▶ [Source document]:
* * * *

But then - when I hear the music - the previous recommendations will not matter to me a jot. It's whether I like the tune - the rhythm - the lyrics - the performer - the setting - or whatever that matters.


----------



## hpowders (Dec 23, 2013)

Lukecash12 said:


> And I accept their fear, the miserable peons. Yes, yes, I shall sit next to the fireplace in my robe today and plot my revenge ala Hannibal as I sip Chianti.


My name is hpowders and I love classical music. My little dog likes me. I am not the monster that Hollywood would have you believe. Okay, so I'm into Bartok, vampires and the Bela Lugosi connection, but that's late at night when the dog is asleep.


----------



## Nick Mourer (Aug 11, 2014)

trazom said:


> He is? His sonatas are showier, but Mozart was the pre-eminent keyboard improviser of his time and their pianistic duel was considered a tie. Unless playing more parallel thirds or sixths is what makes a great pianist, I think it's a bit more complicated than that.


Well, all I know is, it's easier for me to learn a Mozart Sonata than a Clementi Sonata. And after the duel Mozart acted like a child, having nothing but poor things to say about Clementi, however, Clementi had nothing but good things to say of Mozart. If anybody were to have a "tie" called with Mozart and cause Mozart to act like that, then they were obviously a threat to him. Not to mention, it's written that Clementi improvized a cadenza on the Sonata (Which wasn't common) he played at the end. Back in those days, it was very common for keyboardists to be able to improvise in free-form. Many did, hell C.P.E Bach even wrote extensively about it in "An Essay on the True Art of Playing Keyboard." To say Mozart was the greatest improviser of the day, which makes him stand out as a pianist isn't really an accurate claim. Not to say he wasn't great, but it was very common. Also, much of Mozart's skill and the skill of his contemporaries are probably grayed throughout lore and legend.


----------



## DiesIraeCX (Jul 21, 2014)

trazom said:


> ... Mozart was the pre-eminent keyboard improviser of his time


Proof of this preeminence? It's a mightily strong word, preeminent: _To surpass all others_. If you try to argue that one composer is more preeminent on the keyboard than another(which I wouldn't) and have nothing to back it up but your own assertions, that it's self-evident(with no evidence) then it's just empty rhetoric. Right? Or is it proof enough that it's accepted by a large amount of people?


----------



## shangoyal (Sep 22, 2013)

I don't really know.

But when you ask of yourself during listening to something that "does it matter who the composer is or how famous he is?" and the answer from within is an immediate "NO!!", you know you are enjoying the music.


----------



## Blake (Nov 6, 2013)

Of course it matters. Otherwise, you'd have never of heard of any of them. Their popularity brought them this far.


----------



## Badinerie (May 3, 2008)

I dont understand why someone would need the approval of the music community at large before they admitted to enjoying a work by any given artist or composer. To me it seems to reek of an deeply seated insecurity complex.

* * * *

▶ [Exercise brief]:
Continue the forum discussion about composers' reputations, starting right after its last sentence. The rows have no connection to the forum discussion about composers' reputations.

* * * *

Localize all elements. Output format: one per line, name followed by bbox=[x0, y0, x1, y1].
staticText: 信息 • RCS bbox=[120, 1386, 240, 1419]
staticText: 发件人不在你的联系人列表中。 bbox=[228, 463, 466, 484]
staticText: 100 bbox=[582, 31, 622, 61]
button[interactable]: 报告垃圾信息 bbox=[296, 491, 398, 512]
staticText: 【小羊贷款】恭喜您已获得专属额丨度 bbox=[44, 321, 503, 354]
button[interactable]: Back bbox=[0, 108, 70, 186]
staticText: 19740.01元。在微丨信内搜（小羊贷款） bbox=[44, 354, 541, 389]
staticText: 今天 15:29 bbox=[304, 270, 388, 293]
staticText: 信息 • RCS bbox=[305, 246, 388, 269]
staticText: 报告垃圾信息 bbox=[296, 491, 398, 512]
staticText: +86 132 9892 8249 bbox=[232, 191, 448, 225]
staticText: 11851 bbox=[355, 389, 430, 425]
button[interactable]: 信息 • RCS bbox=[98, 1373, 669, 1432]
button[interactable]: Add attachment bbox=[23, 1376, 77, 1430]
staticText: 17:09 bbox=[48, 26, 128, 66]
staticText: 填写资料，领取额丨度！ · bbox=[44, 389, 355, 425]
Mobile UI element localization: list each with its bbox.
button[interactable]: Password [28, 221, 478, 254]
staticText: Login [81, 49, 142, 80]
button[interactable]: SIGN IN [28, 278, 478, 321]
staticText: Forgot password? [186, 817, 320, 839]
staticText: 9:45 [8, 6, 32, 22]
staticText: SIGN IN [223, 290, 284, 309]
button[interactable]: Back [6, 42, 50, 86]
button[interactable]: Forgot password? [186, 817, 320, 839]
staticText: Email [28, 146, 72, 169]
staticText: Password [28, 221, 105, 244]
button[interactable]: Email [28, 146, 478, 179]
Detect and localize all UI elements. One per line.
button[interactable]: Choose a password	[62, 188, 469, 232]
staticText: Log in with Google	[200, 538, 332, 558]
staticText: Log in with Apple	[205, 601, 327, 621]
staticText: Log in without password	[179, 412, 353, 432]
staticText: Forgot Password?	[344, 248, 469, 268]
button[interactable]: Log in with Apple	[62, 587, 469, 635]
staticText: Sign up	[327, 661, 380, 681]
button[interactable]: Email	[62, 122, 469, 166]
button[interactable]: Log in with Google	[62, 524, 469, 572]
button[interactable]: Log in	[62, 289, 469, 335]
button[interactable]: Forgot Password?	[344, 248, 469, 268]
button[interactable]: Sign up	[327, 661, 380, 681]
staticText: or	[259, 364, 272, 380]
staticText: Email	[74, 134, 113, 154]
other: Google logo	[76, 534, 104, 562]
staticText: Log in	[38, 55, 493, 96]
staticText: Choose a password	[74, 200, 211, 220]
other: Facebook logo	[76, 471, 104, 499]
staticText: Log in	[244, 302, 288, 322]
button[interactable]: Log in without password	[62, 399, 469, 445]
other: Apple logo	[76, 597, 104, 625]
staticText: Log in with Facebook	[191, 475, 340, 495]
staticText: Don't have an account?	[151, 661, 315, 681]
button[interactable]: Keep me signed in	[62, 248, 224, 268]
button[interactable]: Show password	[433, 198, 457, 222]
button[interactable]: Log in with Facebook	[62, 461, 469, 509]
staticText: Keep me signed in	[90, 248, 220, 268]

* * * *

▶ [Exercise answer]:
I have been to concerts featuring young composers and musicians who have no reputation or kudos attached and thoroughly enjoyed the music and the experience just as much as I do when listening to the standard repertoire. 

To paraphrase that great philosopher of the 20th century, Popeye..".I likes what I likes!"

I have however just came in from imbibing copious amounts of alcoholic beverage at my local Arts Centre, and may have mis-understood the point of this thread. If so I do apologise...a little :cheers:


----------



## Blake (Nov 6, 2013)

Badinerie said:


> I dont understand why someone would need the approval of the music community at large before they admitted to enjoying a work by any given artist or composer. To me it seems to reek of an deeply seated insecurity complex.
> 
> I have been to concerts featuring young composers and musicians who have no reputation or kudos attached and thoroughly enjoyed the music and the experience just as much as I do when listening to the standard repertoire.
> 
> ...


Haha, hey... I understand the alcoholic persuasion quite well. I think the broader point is - the only reason you, or any of us, have heard of these composers is because of the line of influence and popularity they've had with other people. It's the over-indulgence that's repulsive, but some is needed to survive time and make it to our ears. Because, if not, they would be unknown to you. A certain popularity is an extremely useful 'highway' to carriage things through time. It's a useful transportation device.


----------



## QuietGuy (Mar 1, 2014)

What matters to me are interesting elements (melody, rhythm, harmony & tone color) going on from the first few bars. The form has to be coherent. A piece of music has to "grab me" either emotionally or intellectually. If it doesn't, then I don't care who wrote it! I won't waste my time listening to it, period.

I listen to Stravinsky, Ravel, Debussy, Faure, Copland, Bernstein, Hanson, Griffes & Barber quite frequently. They are my favorite composers. Yet each one of them has written some work I don't care for at all. Yet, someone else will come along and be totally swept away by the pieces I don't care for. It's OK .... you have yours, and I'll have mine. It's all subjective.


----------



## trazom (Apr 13, 2009)

Nick Mourer said:


> Well, all I know is, it's easier for me to learn a Mozart Sonata than a Clementi Sonata. And after the duel Mozart acted like a child, having nothing but poor things to say about Clementi, however, Clementi had nothing but good things to say of Mozart. If anybody were to have a "tie" called with Mozart and cause Mozart to act like that, then they were obviously a threat to him. Not to mention, it's written that Clementi improvized a cadenza on the Sonata (Which wasn't common) he played at the end. Back in those days, it was very common for keyboardists to be able to improvise in free-form. Many did, hell C.P.E Bach even wrote extensively about it in "An Essay on the True Art of Playing Keyboard." To say Mozart was the greatest improviser of the day, which makes him stand out as a pianist isn't really an accurate claim. Not to say he wasn't great, but it was very common. Also, much of Mozart's skill and the skill of his contemporaries are probably grayed throughout lore and legend.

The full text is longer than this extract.